:: Instruction ::
Give every line back verbatim, dropping all images.

Extracted records
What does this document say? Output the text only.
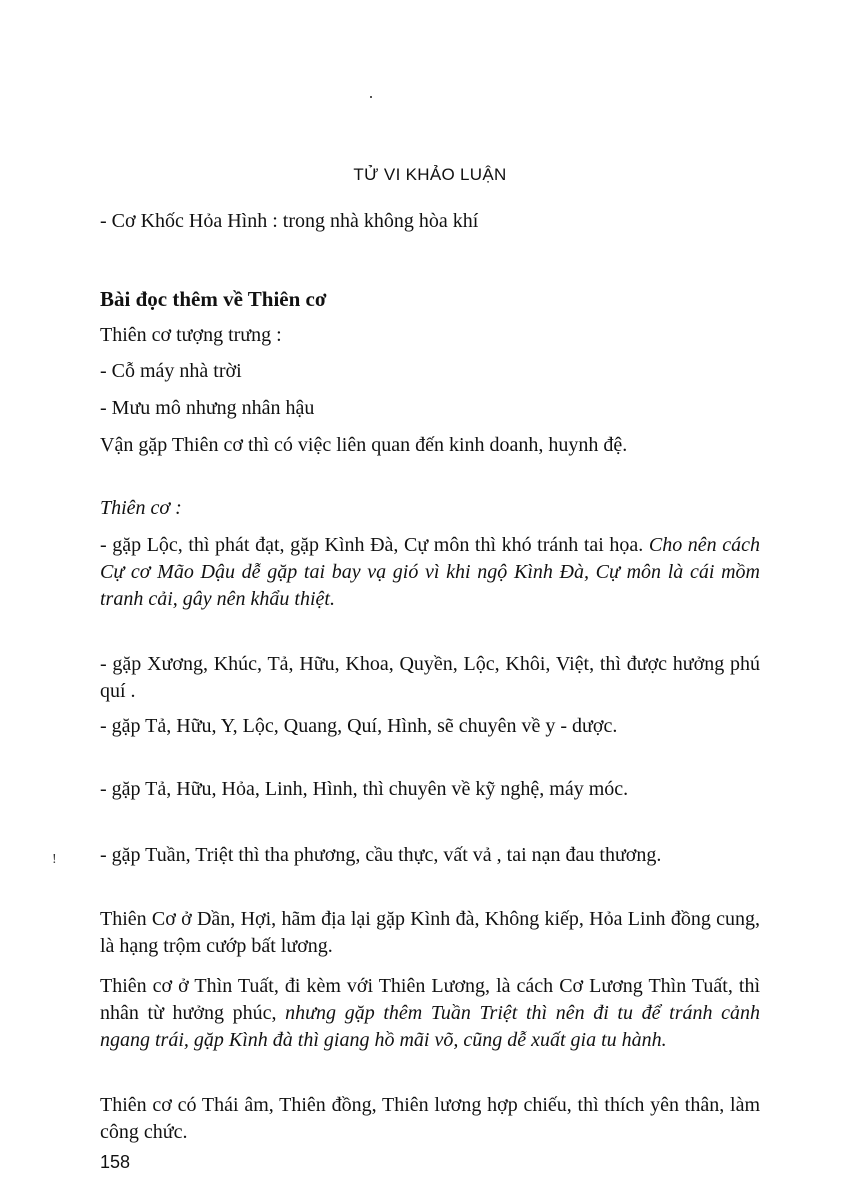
!
TỬ VI KHẢO LUẬN
- Cơ Khốc Hỏa Hình : trong nhà không hòa khí
Bài đọc thêm về Thiên cơ
Thiên cơ tượng trưng :
- Cỗ máy nhà trời
- Mưu mô nhưng nhân hậu
Vận gặp Thiên cơ thì có việc liên quan đến kinh doanh, huynh đệ.
Thiên cơ :
- gặp Lộc, thì phát đạt, gặp Kình Đà, Cự môn thì khó tránh tai họa. Cho nên cách Cự cơ Mão Dậu dễ gặp tai bay vạ gió vì khi ngộ Kình Đà, Cự môn là cái mồm tranh cải, gây nên khẩu thiệt.
- gặp Xương, Khúc, Tả, Hữu, Khoa, Quyền, Lộc, Khôi, Việt, thì được hưởng phú quí .
- gặp Tả, Hữu, Y, Lộc, Quang, Quí, Hình, sẽ chuyên về y - dược.
- gặp Tả, Hữu, Hỏa, Linh, Hình, thì chuyên về kỹ nghệ, máy móc.
- gặp Tuần, Triệt thì tha phương, cầu thực, vất vả , tai nạn đau thương.
Thiên Cơ ở Dần, Hợi, hãm địa lại gặp Kình đà, Không kiếp, Hỏa Linh đồng cung, là hạng trộm cướp bất lương.
Thiên cơ ở Thìn Tuất, đi kèm với Thiên Lương, là cách Cơ Lương Thìn Tuất, thì nhân từ hưởng phúc, nhưng gặp thêm Tuần Triệt thì nên đi tu để tránh cảnh ngang trái, gặp Kình đà thì giang hồ mãi võ, cũng dễ xuất gia tu hành.
Thiên cơ có Thái âm, Thiên đồng, Thiên lương hợp chiếu, thì thích yên thân, làm công chức.
158
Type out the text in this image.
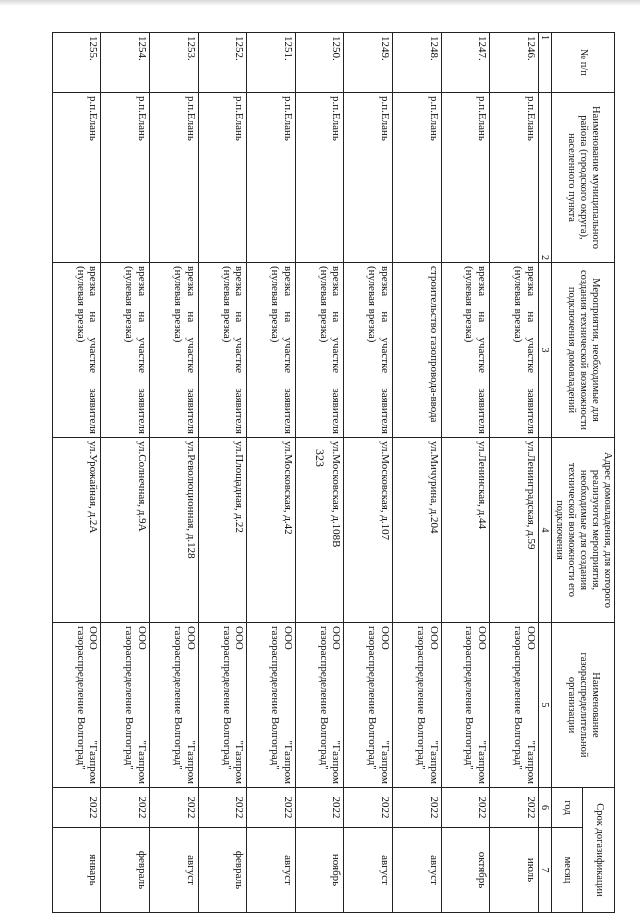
323
№ п/п	Наименование муниципального района (городского округа), населенного пункта	Мероприятия, необходимые для создания технической возможности подключения домовладений	Адрес домовладения, для которого реализуются мероприятия, необходимые для создания технической возможности его подключения	Наименование газораспределительной организации	Срок догазификации	
					год	месяц
1	2	3	4	5	6	7
1246.	р.п.Елань	врезка на участке заявителя (нулевая врезка)	ул.Ленинградская, д.59	ООО "Газпром газораспределение Волгоград"	2022	июль
1247.	р.п.Елань	врезка на участке заявителя (нулевая врезка)	ул.Ленинская, д.44	ООО "Газпром газораспределение Волгоград"	2022	октябрь
1248.	р.п.Елань	строительство газопровода-ввода	ул.Мичурина, д.204	ООО "Газпром газораспределение Волгоград"	2022	август
1249.	р.п.Елань	врезка на участке заявителя (нулевая врезка)	ул.Московская, д.107	ООО "Газпром газораспределение Волгоград"	2022	август
1250.	р.п.Елань	врезка на участке заявителя (нулевая врезка)	ул.Московская, д.108В	ООО "Газпром газораспределение Волгоград"	2022	ноябрь
1251.	р.п.Елань	врезка на участке заявителя (нулевая врезка)	ул.Московская, д.42	ООО "Газпром газораспределение Волгоград"	2022	август
1252.	р.п.Елань	врезка на участке заявителя (нулевая врезка)	ул.Площадная, д.22	ООО "Газпром газораспределение Волгоград"	2022	февраль
1253.	р.п.Елань	врезка на участке заявителя (нулевая врезка)	ул.Революционная, д.128	ООО "Газпром газораспределение Волгоград"	2022	август
1254.	р.п.Елань	врезка на участке заявителя (нулевая врезка)	ул.Солнечная, д.9А	ООО "Газпром газораспределение Волгоград"	2022	февраль
1255.	р.п.Елань	врезка на участке заявителя (нулевая врезка)	ул.Урожайная, д.2А	ООО "Газпром газораспределение Волгоград"	2022	январь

:: The result ::
What does this document say? Output the text only.
!
TỬ VI KHẢO LUẬN
- Cơ Khốc Hỏa Hình : trong nhà không hòa khí
Bài đọc thêm về Thiên cơ
Thiên cơ tượng trưng :
- Cỗ máy nhà trời
- Mưu mô nhưng nhân hậu
Vận gặp Thiên cơ thì có việc liên quan đến kinh doanh, huynh đệ.
Thiên cơ :
- gặp Lộc, thì phát đạt, gặp Kình Đà, Cự môn thì khó tránh tai họa. Cho nên cách Cự cơ Mão Dậu dễ gặp tai bay vạ gió vì khi ngộ Kình Đà, Cự môn là cái mồm tranh cải, gây nên khẩu thiệt.
- gặp Xương, Khúc, Tả, Hữu, Khoa, Quyền, Lộc, Khôi, Việt, thì được hưởng phú quí .
- gặp Tả, Hữu, Y, Lộc, Quang, Quí, Hình, sẽ chuyên về y - dược.
- gặp Tả, Hữu, Hỏa, Linh, Hình, thì chuyên về kỹ nghệ, máy móc.
- gặp Tuần, Triệt thì tha phương, cầu thực, vất vả , tai nạn đau thương.
Thiên Cơ ở Dần, Hợi, hãm địa lại gặp Kình đà, Không kiếp, Hỏa Linh đồng cung, là hạng trộm cướp bất lương.
Thiên cơ ở Thìn Tuất, đi kèm với Thiên Lương, là cách Cơ Lương Thìn Tuất, thì nhân từ hưởng phúc, nhưng gặp thêm Tuần Triệt thì nên đi tu để tránh cảnh ngang trái, gặp Kình đà thì giang hồ mãi võ, cũng dễ xuất gia tu hành.
Thiên cơ có Thái âm, Thiên đồng, Thiên lương hợp chiếu, thì thích yên thân, làm công chức.
158
Type out the text in this image.
323
№ п/п	Наименование муниципального района (городского округа), населенного пункта	Мероприятия, необходимые для создания технической возможности подключения домовладений	Адрес домовладения, для которого реализуются мероприятия, необходимые для создания технической возможности его подключения	Наименование газораспределительной организации	Срок догазификации	
					год	месяц
1	2	3	4	5	6	7
1246.	р.п.Елань	врезка на участке заявителя (нулевая врезка)	ул.Ленинградская, д.59	ООО "Газпром газораспределение Волгоград"	2022	июль
1247.	р.п.Елань	врезка на участке заявителя (нулевая врезка)	ул.Ленинская, д.44	ООО "Газпром газораспределение Волгоград"	2022	октябрь
1248.	р.п.Елань	строительство газопровода-ввода	ул.Мичурина, д.204	ООО "Газпром газораспределение Волгоград"	2022	август
1249.	р.п.Елань	врезка на участке заявителя (нулевая врезка)	ул.Московская, д.107	ООО "Газпром газораспределение Волгоград"	2022	август
1250.	р.п.Елань	врезка на участке заявителя (нулевая врезка)	ул.Московская, д.108В	ООО "Газпром газораспределение Волгоград"	2022	ноябрь
1251.	р.п.Елань	врезка на участке заявителя (нулевая врезка)	ул.Московская, д.42	ООО "Газпром газораспределение Волгоград"	2022	август
1252.	р.п.Елань	врезка на участке заявителя (нулевая врезка)	ул.Площадная, д.22	ООО "Газпром газораспределение Волгоград"	2022	февраль
1253.	р.п.Елань	врезка на участке заявителя (нулевая врезка)	ул.Революционная, д.128	ООО "Газпром газораспределение Волгоград"	2022	август
1254.	р.п.Елань	врезка на участке заявителя (нулевая врезка)	ул.Солнечная, д.9А	ООО "Газпром газораспределение Волгоград"	2022	февраль
1255.	р.п.Елань	врезка на участке заявителя (нулевая врезка)	ул.Урожайная, д.2А	ООО "Газпром газораспределение Волгоград"	2022	январь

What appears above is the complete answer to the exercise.